→ Exercise task
Select the lines below containing the word "this".

========================================================================

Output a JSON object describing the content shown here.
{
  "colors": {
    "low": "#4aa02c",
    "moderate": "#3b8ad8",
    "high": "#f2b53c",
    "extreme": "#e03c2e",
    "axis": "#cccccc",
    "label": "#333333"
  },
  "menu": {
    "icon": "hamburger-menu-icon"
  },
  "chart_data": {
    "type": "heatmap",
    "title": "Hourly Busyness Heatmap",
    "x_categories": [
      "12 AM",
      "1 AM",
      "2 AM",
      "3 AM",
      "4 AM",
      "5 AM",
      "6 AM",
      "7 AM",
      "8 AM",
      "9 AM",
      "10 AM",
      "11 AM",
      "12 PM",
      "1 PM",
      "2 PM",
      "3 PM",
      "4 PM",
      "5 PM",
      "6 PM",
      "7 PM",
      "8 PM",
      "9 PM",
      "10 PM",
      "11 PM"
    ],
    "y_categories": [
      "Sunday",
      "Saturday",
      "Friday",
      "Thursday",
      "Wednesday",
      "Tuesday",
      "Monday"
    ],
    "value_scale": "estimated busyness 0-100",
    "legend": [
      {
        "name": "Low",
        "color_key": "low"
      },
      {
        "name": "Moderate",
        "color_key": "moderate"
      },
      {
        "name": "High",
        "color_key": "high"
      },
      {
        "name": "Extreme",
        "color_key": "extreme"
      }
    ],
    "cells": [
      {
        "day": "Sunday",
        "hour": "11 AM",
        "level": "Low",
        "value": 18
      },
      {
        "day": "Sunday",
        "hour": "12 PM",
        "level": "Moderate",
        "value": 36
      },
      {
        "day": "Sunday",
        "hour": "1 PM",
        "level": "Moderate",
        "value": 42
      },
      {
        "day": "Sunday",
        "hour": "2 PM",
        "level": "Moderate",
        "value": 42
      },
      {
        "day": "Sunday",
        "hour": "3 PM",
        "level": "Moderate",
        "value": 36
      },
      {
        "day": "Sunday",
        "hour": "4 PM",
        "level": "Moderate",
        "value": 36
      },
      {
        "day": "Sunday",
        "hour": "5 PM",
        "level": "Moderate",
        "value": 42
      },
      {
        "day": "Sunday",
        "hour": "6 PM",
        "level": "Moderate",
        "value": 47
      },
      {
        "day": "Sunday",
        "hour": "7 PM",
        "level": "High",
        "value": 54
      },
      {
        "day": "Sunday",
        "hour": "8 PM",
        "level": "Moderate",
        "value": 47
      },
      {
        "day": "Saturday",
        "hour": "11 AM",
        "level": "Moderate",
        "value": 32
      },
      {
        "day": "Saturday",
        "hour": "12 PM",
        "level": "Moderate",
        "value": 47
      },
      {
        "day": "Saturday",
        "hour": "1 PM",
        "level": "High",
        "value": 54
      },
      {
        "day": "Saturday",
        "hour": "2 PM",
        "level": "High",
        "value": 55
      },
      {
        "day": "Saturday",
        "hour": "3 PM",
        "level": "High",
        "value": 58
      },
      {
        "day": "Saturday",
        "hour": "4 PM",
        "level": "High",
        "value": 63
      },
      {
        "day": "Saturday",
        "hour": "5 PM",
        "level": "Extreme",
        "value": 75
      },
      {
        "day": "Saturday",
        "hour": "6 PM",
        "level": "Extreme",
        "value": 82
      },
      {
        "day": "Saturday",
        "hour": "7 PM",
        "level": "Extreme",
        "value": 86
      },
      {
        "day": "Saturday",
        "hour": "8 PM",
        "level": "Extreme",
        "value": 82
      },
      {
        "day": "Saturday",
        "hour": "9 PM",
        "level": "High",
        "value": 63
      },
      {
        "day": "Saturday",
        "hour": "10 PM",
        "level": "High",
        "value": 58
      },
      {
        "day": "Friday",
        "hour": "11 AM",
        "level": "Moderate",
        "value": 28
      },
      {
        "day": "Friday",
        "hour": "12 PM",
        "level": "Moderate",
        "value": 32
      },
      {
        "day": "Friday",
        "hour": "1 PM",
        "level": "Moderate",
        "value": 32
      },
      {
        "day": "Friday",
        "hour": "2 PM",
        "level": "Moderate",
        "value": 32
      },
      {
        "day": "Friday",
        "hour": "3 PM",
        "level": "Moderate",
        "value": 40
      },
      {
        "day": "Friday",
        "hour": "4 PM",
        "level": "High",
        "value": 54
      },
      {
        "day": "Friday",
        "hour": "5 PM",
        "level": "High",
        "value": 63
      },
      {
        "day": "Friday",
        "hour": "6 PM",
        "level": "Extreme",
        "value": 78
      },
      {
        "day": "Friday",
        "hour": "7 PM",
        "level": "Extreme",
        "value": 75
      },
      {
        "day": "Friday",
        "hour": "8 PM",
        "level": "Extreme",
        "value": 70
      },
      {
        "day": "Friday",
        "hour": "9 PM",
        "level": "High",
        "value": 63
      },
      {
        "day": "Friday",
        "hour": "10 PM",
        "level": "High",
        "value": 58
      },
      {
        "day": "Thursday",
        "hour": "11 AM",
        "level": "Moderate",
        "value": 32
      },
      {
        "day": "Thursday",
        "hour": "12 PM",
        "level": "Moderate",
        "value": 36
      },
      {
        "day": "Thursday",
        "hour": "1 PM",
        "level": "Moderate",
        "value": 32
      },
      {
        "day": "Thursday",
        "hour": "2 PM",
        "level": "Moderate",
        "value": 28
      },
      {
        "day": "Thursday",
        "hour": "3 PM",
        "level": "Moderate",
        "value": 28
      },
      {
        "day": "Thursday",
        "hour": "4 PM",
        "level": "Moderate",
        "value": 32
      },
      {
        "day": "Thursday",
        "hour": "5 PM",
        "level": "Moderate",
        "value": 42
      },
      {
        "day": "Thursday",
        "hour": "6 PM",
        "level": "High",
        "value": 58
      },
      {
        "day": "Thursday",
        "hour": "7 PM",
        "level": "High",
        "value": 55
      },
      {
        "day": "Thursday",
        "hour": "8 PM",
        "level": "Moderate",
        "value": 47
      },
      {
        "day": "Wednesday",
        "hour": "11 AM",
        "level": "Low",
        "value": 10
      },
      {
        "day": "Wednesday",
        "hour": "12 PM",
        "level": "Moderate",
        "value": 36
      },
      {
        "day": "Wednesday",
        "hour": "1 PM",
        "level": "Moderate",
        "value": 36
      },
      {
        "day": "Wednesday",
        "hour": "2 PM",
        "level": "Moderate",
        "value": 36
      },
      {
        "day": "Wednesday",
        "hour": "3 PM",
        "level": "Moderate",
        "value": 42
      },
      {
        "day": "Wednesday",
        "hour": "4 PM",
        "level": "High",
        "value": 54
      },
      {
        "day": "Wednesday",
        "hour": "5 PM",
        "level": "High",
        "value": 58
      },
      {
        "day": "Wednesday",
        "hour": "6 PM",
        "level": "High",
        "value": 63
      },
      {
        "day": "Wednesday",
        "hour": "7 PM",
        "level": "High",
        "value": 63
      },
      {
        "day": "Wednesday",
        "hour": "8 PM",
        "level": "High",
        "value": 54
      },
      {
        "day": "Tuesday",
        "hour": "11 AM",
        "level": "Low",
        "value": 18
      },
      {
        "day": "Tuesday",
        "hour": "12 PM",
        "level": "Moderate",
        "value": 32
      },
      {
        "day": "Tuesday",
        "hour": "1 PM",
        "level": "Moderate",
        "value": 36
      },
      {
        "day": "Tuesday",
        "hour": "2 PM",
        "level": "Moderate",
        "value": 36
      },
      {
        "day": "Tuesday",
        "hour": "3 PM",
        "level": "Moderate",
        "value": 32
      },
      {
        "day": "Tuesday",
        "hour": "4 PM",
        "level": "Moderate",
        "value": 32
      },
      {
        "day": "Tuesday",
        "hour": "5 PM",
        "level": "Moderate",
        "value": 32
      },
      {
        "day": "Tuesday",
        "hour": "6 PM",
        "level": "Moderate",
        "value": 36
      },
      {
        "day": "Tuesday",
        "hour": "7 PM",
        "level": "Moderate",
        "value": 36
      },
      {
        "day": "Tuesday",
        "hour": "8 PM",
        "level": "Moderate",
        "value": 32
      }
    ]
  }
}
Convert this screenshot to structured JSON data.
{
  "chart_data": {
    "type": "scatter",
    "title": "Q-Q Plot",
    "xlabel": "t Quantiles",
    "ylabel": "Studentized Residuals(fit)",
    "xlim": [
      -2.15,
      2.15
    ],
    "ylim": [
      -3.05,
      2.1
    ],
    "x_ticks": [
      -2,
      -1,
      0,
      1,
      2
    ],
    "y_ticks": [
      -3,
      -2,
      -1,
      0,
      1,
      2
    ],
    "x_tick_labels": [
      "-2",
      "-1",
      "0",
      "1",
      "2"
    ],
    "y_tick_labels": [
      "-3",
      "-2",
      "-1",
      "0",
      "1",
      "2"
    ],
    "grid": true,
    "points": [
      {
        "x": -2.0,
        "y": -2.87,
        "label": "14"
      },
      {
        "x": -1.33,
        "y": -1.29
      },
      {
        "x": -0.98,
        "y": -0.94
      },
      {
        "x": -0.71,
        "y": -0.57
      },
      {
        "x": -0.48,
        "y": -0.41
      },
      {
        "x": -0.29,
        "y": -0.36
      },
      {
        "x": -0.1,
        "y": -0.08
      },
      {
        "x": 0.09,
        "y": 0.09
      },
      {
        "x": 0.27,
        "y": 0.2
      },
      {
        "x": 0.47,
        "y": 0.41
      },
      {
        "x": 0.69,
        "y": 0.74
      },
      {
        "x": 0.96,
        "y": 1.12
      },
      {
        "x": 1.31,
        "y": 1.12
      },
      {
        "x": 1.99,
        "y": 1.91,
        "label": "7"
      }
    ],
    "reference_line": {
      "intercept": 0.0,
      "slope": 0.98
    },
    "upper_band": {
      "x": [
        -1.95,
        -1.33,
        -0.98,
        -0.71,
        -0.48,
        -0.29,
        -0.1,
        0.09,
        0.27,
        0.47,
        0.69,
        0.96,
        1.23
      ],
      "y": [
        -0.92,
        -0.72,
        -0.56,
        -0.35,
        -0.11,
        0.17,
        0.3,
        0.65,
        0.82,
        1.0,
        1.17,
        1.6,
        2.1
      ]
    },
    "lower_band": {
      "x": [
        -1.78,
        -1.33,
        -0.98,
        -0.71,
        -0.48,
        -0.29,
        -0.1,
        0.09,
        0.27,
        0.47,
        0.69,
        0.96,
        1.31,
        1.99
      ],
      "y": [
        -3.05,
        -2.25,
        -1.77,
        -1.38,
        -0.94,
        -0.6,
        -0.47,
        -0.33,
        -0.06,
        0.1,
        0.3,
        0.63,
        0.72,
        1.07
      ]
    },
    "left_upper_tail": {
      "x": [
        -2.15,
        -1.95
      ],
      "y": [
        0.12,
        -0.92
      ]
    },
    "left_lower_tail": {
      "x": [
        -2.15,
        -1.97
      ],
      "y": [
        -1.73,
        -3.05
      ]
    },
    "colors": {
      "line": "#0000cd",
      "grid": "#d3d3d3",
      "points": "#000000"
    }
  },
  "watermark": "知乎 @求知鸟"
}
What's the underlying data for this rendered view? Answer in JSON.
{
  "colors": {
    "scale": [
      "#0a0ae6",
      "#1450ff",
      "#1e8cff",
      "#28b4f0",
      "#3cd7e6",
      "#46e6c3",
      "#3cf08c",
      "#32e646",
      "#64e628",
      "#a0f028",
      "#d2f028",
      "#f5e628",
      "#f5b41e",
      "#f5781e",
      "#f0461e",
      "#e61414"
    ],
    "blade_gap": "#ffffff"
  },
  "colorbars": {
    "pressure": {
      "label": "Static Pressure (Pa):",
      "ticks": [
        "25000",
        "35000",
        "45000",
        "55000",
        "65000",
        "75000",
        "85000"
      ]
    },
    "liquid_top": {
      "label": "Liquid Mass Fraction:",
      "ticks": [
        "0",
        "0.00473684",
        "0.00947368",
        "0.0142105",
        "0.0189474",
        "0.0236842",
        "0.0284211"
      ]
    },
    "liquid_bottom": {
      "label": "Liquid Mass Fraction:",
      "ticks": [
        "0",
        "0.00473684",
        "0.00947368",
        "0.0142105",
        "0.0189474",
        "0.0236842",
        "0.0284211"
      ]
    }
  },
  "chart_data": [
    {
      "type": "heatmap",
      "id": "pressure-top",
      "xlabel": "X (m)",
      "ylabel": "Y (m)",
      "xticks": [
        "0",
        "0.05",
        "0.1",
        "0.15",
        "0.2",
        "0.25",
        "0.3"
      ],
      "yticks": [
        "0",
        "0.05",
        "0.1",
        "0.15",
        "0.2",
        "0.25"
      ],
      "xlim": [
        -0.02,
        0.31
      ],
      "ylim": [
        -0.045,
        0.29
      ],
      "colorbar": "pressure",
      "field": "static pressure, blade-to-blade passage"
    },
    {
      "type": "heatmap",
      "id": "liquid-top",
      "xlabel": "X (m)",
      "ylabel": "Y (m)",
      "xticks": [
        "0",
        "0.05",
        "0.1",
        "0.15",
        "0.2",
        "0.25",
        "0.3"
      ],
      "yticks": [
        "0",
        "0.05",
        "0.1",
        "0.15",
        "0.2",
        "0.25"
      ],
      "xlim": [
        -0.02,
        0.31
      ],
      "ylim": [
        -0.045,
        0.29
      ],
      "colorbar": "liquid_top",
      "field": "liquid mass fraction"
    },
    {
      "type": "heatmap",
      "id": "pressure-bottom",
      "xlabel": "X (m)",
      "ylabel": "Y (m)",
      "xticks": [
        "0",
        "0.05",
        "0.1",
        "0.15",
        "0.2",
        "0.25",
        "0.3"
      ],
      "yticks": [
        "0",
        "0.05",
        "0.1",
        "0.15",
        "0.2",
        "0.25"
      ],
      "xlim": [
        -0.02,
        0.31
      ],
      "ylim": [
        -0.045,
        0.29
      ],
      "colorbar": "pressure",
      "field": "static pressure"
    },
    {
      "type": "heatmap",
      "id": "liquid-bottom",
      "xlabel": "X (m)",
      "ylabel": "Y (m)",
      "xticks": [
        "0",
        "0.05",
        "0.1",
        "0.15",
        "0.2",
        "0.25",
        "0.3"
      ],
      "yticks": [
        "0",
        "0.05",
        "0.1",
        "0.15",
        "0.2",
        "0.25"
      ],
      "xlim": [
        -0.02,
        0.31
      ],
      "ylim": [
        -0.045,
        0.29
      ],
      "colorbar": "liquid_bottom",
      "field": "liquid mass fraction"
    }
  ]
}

========================================================================

→ Solved problem
Convert this screenshot to structured JSON data.
What's the underlying data for this rendered view? Answer in JSON.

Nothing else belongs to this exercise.